- EXTRACTED MATERIAL -
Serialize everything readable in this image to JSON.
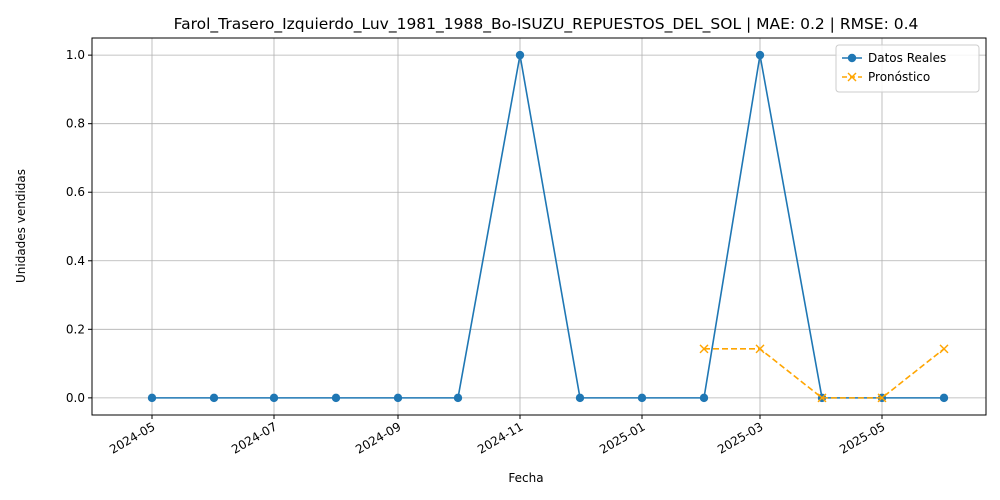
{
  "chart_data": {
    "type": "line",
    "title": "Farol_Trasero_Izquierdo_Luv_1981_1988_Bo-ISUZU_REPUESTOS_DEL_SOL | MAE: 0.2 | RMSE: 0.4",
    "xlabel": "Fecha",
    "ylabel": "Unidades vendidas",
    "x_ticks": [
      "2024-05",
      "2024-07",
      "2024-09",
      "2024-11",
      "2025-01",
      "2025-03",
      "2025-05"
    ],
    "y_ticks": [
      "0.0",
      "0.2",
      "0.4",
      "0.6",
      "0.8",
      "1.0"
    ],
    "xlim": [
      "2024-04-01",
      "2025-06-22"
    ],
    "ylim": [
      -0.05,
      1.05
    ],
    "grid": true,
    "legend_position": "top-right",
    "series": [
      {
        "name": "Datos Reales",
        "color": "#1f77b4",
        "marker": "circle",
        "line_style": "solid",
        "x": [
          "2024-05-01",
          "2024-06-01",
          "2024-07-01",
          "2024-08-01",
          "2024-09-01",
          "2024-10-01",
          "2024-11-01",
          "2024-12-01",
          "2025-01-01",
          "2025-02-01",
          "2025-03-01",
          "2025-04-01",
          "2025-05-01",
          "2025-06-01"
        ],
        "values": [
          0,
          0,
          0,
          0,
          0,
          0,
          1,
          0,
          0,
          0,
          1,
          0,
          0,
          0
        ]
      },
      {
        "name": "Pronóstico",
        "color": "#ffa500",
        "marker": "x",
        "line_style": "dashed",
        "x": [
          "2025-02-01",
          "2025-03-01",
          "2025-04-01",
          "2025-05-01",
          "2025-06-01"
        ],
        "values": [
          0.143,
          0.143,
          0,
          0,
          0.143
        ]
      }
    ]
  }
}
--
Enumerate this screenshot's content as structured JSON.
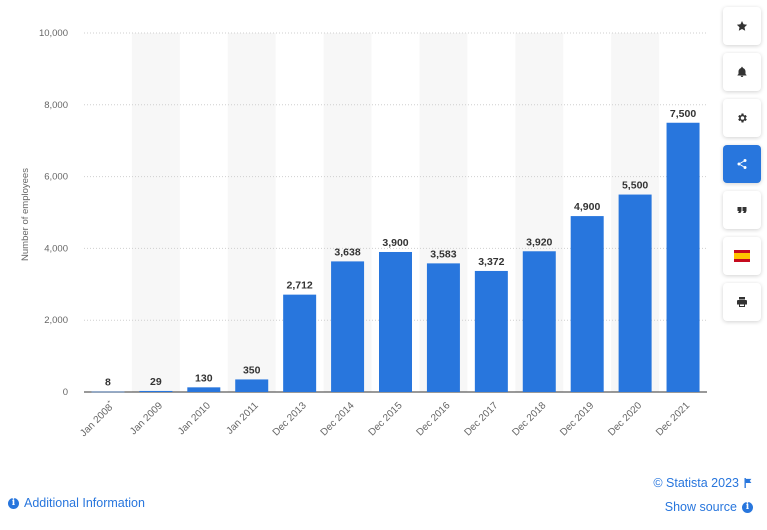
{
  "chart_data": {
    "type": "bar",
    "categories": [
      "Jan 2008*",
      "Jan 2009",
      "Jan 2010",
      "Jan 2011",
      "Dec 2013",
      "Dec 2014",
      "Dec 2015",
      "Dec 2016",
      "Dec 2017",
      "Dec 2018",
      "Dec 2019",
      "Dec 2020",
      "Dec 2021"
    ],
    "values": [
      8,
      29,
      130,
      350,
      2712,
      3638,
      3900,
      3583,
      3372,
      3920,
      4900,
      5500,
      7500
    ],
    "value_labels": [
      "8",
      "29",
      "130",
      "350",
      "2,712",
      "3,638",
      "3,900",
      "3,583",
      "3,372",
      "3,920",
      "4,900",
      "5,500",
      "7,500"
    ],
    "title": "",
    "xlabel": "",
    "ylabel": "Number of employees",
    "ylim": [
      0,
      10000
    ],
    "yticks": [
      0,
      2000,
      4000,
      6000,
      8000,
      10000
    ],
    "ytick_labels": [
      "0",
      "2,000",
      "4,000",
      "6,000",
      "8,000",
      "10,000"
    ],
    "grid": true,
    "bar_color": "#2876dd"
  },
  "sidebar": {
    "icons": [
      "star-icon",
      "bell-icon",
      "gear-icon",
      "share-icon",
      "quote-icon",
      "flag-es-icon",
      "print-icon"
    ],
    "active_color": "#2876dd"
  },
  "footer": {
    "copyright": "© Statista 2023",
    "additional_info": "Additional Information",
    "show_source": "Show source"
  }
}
--
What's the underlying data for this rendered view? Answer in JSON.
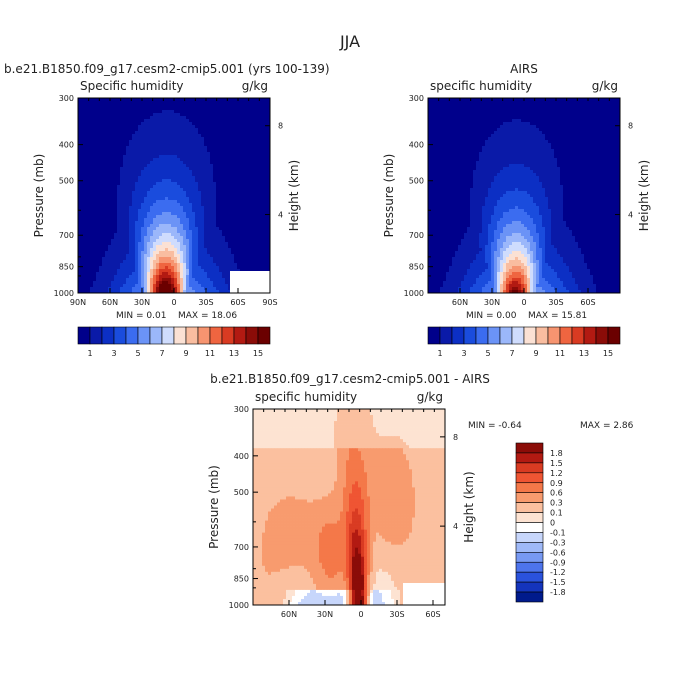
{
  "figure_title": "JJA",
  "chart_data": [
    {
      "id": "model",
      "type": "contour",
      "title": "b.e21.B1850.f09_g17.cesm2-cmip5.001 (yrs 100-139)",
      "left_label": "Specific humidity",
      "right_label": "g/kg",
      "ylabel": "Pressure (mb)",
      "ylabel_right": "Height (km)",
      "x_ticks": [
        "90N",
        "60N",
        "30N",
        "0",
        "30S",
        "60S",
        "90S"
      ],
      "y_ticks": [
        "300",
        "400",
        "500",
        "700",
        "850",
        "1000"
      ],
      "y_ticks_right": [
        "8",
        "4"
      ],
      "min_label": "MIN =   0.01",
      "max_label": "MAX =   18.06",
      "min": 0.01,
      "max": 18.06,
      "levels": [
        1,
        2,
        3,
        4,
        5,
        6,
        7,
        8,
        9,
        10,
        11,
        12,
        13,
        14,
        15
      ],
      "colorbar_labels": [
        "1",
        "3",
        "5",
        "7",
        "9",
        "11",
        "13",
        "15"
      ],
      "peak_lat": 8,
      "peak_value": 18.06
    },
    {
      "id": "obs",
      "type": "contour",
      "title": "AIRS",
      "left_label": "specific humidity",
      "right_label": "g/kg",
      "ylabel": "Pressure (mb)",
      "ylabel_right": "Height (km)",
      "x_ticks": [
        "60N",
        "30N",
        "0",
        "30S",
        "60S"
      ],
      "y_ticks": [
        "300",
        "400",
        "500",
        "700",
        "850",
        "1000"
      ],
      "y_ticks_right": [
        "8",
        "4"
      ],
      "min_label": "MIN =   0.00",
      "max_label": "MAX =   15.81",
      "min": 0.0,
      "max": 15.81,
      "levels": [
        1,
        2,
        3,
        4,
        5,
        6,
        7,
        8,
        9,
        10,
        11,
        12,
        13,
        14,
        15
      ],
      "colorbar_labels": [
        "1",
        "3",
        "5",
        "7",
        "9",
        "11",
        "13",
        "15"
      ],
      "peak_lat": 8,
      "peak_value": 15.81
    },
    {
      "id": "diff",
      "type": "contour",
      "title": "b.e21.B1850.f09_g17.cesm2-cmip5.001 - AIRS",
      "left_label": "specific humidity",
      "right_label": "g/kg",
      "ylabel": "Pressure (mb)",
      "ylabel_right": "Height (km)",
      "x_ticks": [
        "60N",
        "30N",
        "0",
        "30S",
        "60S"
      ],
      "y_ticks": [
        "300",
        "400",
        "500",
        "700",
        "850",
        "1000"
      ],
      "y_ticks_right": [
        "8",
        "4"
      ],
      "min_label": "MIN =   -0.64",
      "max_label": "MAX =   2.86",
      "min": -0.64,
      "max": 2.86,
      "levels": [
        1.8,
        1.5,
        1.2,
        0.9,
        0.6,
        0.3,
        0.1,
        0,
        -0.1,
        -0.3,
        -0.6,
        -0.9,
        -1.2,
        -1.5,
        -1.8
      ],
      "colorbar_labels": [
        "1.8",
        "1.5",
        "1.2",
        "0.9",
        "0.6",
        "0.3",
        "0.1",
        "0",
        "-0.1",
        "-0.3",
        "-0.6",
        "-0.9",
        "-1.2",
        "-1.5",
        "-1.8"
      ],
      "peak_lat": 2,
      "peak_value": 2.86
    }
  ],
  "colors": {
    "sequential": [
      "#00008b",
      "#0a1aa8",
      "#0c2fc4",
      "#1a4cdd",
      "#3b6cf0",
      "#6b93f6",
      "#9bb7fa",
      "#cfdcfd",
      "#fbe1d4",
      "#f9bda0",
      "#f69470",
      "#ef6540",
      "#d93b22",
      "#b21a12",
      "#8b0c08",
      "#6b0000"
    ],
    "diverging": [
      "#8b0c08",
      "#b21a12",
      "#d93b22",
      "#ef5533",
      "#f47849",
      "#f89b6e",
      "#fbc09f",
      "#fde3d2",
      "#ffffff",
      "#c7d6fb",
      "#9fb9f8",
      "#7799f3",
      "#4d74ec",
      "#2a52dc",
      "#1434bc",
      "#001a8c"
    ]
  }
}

- STATED TASK -
Show the lines from the data above that contain the string "JSON".

- WRITTEN SOLUTION -
Serialize everything readable in this image to JSON.
Enumerate this screenshot's content as structured JSON.
What's the underlying data for this rendered view? Answer in JSON.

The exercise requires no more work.